■ WHAT THE EXERCISE ASKS
Among the lines below, list those containing the string "Period".

___ RECORDS SUPPLIED

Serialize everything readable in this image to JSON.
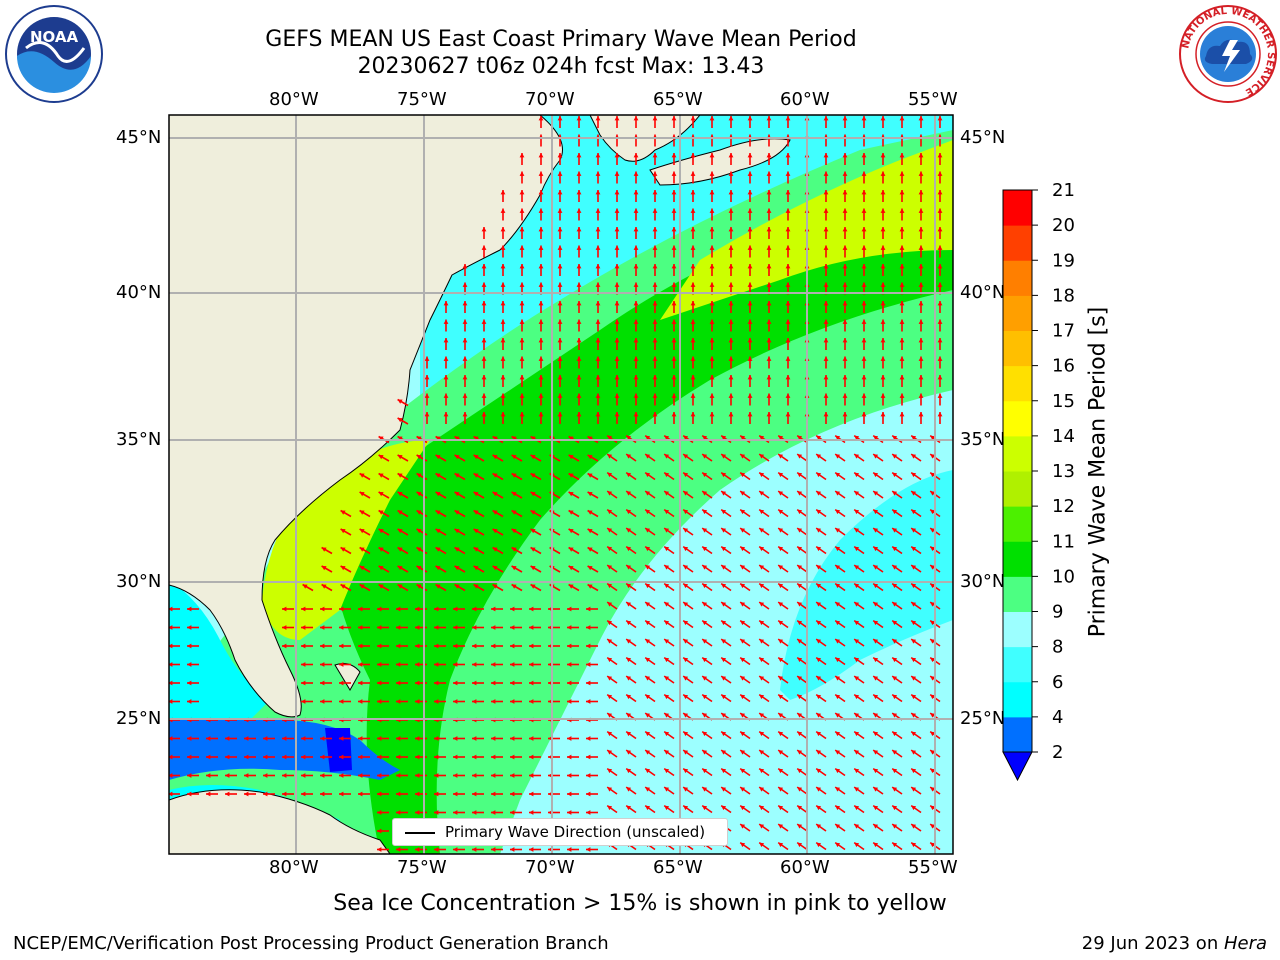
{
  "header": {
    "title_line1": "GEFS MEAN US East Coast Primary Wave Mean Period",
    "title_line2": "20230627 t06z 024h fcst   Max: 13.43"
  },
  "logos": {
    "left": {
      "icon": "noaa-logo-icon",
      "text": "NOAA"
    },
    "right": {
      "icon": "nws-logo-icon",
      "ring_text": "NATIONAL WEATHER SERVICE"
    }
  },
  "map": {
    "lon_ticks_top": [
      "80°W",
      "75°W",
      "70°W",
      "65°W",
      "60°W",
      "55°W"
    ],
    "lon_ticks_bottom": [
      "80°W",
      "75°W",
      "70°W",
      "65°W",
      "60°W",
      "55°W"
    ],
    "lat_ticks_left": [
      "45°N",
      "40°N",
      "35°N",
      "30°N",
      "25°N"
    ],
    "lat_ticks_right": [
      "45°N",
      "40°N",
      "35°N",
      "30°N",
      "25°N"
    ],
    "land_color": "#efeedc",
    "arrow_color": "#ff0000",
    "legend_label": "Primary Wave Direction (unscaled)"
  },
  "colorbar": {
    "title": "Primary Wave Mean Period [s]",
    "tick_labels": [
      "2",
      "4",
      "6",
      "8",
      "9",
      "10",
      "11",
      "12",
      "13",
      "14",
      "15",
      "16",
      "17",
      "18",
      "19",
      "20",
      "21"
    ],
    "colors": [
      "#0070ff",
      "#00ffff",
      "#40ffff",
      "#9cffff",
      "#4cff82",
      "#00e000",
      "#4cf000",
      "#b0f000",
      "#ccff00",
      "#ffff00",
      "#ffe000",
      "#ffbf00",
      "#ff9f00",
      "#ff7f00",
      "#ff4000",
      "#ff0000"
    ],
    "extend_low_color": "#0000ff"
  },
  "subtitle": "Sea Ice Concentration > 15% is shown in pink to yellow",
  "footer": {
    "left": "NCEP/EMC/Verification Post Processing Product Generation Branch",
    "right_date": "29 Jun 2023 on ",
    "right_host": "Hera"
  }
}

______
___ RECORDS SUPPLIED

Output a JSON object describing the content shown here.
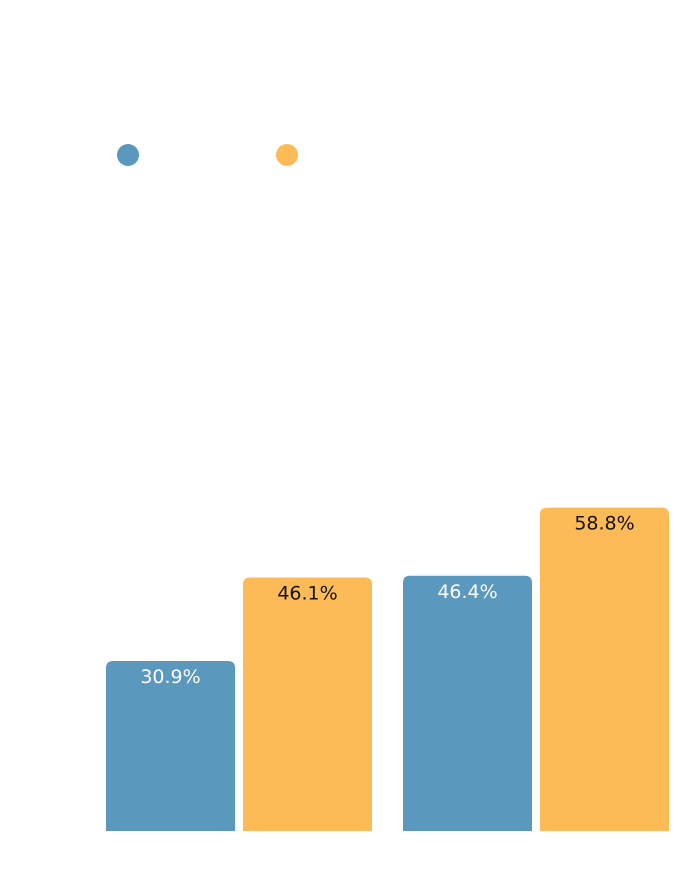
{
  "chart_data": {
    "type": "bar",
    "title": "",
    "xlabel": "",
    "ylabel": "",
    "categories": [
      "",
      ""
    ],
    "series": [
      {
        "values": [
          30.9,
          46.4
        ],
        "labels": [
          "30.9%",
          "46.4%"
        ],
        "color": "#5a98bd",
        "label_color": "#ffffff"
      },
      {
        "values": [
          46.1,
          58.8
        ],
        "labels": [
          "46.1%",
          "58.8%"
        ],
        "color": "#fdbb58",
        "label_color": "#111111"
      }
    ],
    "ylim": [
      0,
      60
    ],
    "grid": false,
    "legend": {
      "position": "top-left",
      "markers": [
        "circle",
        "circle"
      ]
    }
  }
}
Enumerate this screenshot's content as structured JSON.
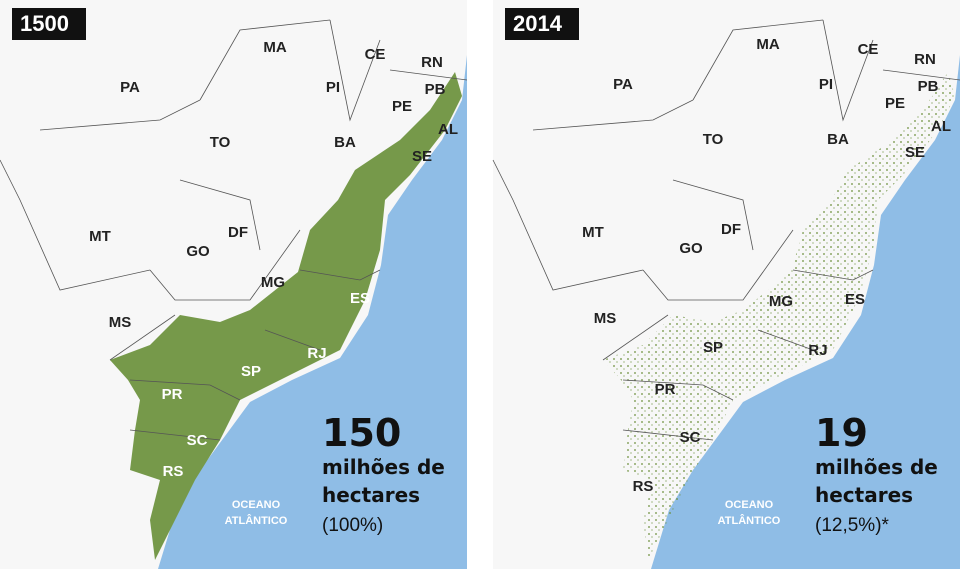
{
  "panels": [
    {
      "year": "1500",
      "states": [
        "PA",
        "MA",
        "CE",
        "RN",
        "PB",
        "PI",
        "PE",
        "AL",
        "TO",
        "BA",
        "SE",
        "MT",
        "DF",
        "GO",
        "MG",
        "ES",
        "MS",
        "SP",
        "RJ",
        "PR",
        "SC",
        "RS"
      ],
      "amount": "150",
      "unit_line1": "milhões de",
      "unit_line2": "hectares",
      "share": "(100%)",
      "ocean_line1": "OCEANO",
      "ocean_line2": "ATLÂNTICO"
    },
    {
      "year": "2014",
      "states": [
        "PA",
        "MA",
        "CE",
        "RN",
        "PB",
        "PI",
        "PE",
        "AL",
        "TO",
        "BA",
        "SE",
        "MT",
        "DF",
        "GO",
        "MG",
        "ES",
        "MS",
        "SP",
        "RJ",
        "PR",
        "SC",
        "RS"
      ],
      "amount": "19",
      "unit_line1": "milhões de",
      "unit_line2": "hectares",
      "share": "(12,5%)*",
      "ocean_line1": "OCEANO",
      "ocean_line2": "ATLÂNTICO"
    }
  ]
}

______
___ RECORDS SUPPLIED

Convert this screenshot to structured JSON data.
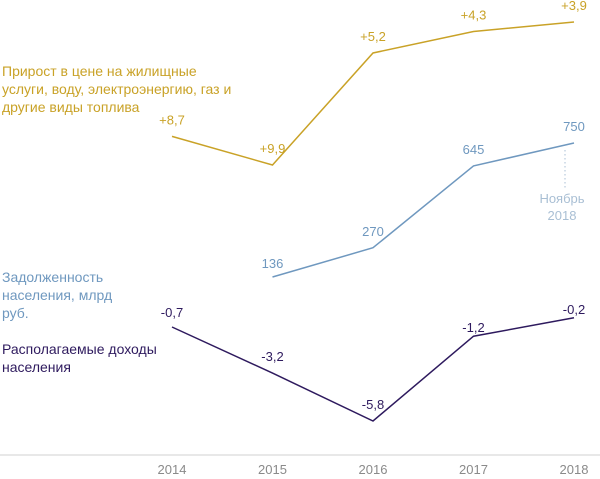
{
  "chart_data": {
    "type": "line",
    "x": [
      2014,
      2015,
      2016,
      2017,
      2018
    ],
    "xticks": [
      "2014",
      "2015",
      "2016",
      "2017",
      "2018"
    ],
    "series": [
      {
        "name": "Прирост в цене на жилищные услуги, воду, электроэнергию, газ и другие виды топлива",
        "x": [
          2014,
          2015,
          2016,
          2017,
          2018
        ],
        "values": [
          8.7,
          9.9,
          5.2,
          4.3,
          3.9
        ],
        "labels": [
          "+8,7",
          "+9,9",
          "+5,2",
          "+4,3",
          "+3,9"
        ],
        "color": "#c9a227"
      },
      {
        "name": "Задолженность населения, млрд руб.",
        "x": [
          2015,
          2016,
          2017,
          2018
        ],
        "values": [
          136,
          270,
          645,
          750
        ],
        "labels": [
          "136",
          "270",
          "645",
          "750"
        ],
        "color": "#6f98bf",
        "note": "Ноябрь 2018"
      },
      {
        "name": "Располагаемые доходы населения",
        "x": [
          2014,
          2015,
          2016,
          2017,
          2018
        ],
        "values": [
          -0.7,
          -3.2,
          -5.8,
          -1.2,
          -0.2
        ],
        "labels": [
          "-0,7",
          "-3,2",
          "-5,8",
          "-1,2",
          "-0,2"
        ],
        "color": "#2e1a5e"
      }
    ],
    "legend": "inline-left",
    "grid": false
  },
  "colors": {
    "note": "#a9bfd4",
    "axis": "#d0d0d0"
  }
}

______

■ TASK ANSWER
    "title_line1": "GEFS MEAN US East Coast Primary Wave Mean Period",
    "title": "Primary Wave Mean Period [s]",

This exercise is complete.